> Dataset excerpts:
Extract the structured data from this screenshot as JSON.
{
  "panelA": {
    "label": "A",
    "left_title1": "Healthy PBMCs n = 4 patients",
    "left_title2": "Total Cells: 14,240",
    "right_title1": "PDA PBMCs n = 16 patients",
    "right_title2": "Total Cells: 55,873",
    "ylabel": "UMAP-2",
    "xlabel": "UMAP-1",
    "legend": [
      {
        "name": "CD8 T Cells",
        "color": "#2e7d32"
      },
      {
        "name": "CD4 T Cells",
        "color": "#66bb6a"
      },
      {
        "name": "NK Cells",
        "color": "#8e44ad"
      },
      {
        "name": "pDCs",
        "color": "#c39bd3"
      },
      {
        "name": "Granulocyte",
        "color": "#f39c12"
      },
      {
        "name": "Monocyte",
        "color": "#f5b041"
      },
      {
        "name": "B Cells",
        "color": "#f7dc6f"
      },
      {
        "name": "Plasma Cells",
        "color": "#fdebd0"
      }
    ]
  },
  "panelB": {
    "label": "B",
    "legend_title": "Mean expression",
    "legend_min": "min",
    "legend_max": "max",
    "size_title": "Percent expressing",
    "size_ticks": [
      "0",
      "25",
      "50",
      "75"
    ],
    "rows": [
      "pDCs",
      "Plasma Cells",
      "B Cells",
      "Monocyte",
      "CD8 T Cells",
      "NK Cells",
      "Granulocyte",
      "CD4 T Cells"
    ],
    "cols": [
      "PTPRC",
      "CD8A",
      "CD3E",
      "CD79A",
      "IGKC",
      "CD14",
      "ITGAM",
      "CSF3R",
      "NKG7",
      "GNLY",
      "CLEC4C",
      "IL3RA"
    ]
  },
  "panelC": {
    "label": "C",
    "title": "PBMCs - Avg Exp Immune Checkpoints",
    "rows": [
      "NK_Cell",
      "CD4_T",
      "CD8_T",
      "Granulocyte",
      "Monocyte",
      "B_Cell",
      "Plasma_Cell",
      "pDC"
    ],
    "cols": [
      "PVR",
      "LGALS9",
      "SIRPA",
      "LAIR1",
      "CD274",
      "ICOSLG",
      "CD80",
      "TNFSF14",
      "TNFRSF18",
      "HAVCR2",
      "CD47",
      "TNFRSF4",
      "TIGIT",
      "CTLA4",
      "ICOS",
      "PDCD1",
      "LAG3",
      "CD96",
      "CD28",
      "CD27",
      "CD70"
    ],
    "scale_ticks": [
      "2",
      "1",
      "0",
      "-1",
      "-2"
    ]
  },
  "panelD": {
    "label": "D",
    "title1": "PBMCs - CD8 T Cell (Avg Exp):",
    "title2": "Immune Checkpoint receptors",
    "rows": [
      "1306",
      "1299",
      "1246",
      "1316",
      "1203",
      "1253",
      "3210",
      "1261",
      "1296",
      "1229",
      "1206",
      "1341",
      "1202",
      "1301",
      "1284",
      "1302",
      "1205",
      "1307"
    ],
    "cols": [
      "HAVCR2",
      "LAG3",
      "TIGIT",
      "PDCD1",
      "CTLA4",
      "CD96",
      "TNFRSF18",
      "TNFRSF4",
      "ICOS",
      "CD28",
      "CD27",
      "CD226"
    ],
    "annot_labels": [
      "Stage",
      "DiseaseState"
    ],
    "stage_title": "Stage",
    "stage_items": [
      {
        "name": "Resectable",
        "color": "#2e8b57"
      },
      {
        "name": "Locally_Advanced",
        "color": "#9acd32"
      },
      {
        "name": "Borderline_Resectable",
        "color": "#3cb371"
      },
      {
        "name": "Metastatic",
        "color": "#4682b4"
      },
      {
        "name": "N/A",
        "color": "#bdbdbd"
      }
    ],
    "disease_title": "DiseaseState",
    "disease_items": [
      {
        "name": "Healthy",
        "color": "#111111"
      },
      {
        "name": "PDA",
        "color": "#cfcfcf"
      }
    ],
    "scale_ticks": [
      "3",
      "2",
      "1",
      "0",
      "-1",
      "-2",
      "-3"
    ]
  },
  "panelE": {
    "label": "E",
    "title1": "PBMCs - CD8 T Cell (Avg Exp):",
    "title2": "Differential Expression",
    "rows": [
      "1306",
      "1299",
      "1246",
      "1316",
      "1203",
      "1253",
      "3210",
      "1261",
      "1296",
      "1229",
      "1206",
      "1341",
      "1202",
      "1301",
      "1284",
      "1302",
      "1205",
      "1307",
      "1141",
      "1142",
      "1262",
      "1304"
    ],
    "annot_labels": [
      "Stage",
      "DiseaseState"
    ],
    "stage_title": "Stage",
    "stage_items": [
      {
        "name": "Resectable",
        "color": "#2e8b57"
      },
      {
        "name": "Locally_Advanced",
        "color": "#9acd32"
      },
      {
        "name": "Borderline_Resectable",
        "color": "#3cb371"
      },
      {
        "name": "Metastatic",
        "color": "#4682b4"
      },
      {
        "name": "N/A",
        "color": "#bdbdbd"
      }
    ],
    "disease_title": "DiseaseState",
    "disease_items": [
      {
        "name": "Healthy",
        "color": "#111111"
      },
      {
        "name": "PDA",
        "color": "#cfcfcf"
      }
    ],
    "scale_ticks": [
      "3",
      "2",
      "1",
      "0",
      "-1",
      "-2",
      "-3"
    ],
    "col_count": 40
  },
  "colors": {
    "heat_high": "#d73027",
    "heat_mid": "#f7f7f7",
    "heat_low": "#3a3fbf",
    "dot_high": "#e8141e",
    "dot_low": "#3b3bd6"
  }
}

> Exercise brief: I need all of the records above retyped exactly, please.

> Output of the task:
Extract the structured data from this screenshot as JSON.
{
  "panelA": {
    "label": "A",
    "left_title1": "Healthy PBMCs n = 4 patients",
    "left_title2": "Total Cells: 14,240",
    "right_title1": "PDA PBMCs n = 16 patients",
    "right_title2": "Total Cells: 55,873",
    "ylabel": "UMAP-2",
    "xlabel": "UMAP-1",
    "legend": [
      {
        "name": "CD8 T Cells",
        "color": "#2e7d32"
      },
      {
        "name": "CD4 T Cells",
        "color": "#66bb6a"
      },
      {
        "name": "NK Cells",
        "color": "#8e44ad"
      },
      {
        "name": "pDCs",
        "color": "#c39bd3"
      },
      {
        "name": "Granulocyte",
        "color": "#f39c12"
      },
      {
        "name": "Monocyte",
        "color": "#f5b041"
      },
      {
        "name": "B Cells",
        "color": "#f7dc6f"
      },
      {
        "name": "Plasma Cells",
        "color": "#fdebd0"
      }
    ]
  },
  "panelB": {
    "label": "B",
    "legend_title": "Mean expression",
    "legend_min": "min",
    "legend_max": "max",
    "size_title": "Percent expressing",
    "size_ticks": [
      "0",
      "25",
      "50",
      "75"
    ],
    "rows": [
      "pDCs",
      "Plasma Cells",
      "B Cells",
      "Monocyte",
      "CD8 T Cells",
      "NK Cells",
      "Granulocyte",
      "CD4 T Cells"
    ],
    "cols": [
      "PTPRC",
      "CD8A",
      "CD3E",
      "CD79A",
      "IGKC",
      "CD14",
      "ITGAM",
      "CSF3R",
      "NKG7",
      "GNLY",
      "CLEC4C",
      "IL3RA"
    ]
  },
  "panelC": {
    "label": "C",
    "title": "PBMCs - Avg Exp Immune Checkpoints",
    "rows": [
      "NK_Cell",
      "CD4_T",
      "CD8_T",
      "Granulocyte",
      "Monocyte",
      "B_Cell",
      "Plasma_Cell",
      "pDC"
    ],
    "cols": [
      "PVR",
      "LGALS9",
      "SIRPA",
      "LAIR1",
      "CD274",
      "ICOSLG",
      "CD80",
      "TNFSF14",
      "TNFRSF18",
      "HAVCR2",
      "CD47",
      "TNFRSF4",
      "TIGIT",
      "CTLA4",
      "ICOS",
      "PDCD1",
      "LAG3",
      "CD96",
      "CD28",
      "CD27",
      "CD70"
    ],
    "scale_ticks": [
      "2",
      "1",
      "0",
      "-1",
      "-2"
    ]
  },
  "panelD": {
    "label": "D",
    "title1": "PBMCs - CD8 T Cell (Avg Exp):",
    "title2": "Immune Checkpoint receptors",
    "rows": [
      "1306",
      "1299",
      "1246",
      "1316",
      "1203",
      "1253",
      "3210",
      "1261",
      "1296",
      "1229",
      "1206",
      "1341",
      "1202",
      "1301",
      "1284",
      "1302",
      "1205",
      "1307"
    ],
    "cols": [
      "HAVCR2",
      "LAG3",
      "TIGIT",
      "PDCD1",
      "CTLA4",
      "CD96",
      "TNFRSF18",
      "TNFRSF4",
      "ICOS",
      "CD28",
      "CD27",
      "CD226"
    ],
    "annot_labels": [
      "Stage",
      "DiseaseState"
    ],
    "stage_title": "Stage",
    "stage_items": [
      {
        "name": "Resectable",
        "color": "#2e8b57"
      },
      {
        "name": "Locally_Advanced",
        "color": "#9acd32"
      },
      {
        "name": "Borderline_Resectable",
        "color": "#3cb371"
      },
      {
        "name": "Metastatic",
        "color": "#4682b4"
      },
      {
        "name": "N/A",
        "color": "#bdbdbd"
      }
    ],
    "disease_title": "DiseaseState",
    "disease_items": [
      {
        "name": "Healthy",
        "color": "#111111"
      },
      {
        "name": "PDA",
        "color": "#cfcfcf"
      }
    ],
    "scale_ticks": [
      "3",
      "2",
      "1",
      "0",
      "-1",
      "-2",
      "-3"
    ]
  },
  "panelE": {
    "label": "E",
    "title1": "PBMCs - CD8 T Cell (Avg Exp):",
    "title2": "Differential Expression",
    "rows": [
      "1306",
      "1299",
      "1246",
      "1316",
      "1203",
      "1253",
      "3210",
      "1261",
      "1296",
      "1229",
      "1206",
      "1341",
      "1202",
      "1301",
      "1284",
      "1302",
      "1205",
      "1307",
      "1141",
      "1142",
      "1262",
      "1304"
    ],
    "annot_labels": [
      "Stage",
      "DiseaseState"
    ],
    "stage_title": "Stage",
    "stage_items": [
      {
        "name": "Resectable",
        "color": "#2e8b57"
      },
      {
        "name": "Locally_Advanced",
        "color": "#9acd32"
      },
      {
        "name": "Borderline_Resectable",
        "color": "#3cb371"
      },
      {
        "name": "Metastatic",
        "color": "#4682b4"
      },
      {
        "name": "N/A",
        "color": "#bdbdbd"
      }
    ],
    "disease_title": "DiseaseState",
    "disease_items": [
      {
        "name": "Healthy",
        "color": "#111111"
      },
      {
        "name": "PDA",
        "color": "#cfcfcf"
      }
    ],
    "scale_ticks": [
      "3",
      "2",
      "1",
      "0",
      "-1",
      "-2",
      "-3"
    ],
    "col_count": 40
  },
  "colors": {
    "heat_high": "#d73027",
    "heat_mid": "#f7f7f7",
    "heat_low": "#3a3fbf",
    "dot_high": "#e8141e",
    "dot_low": "#3b3bd6"
  }
}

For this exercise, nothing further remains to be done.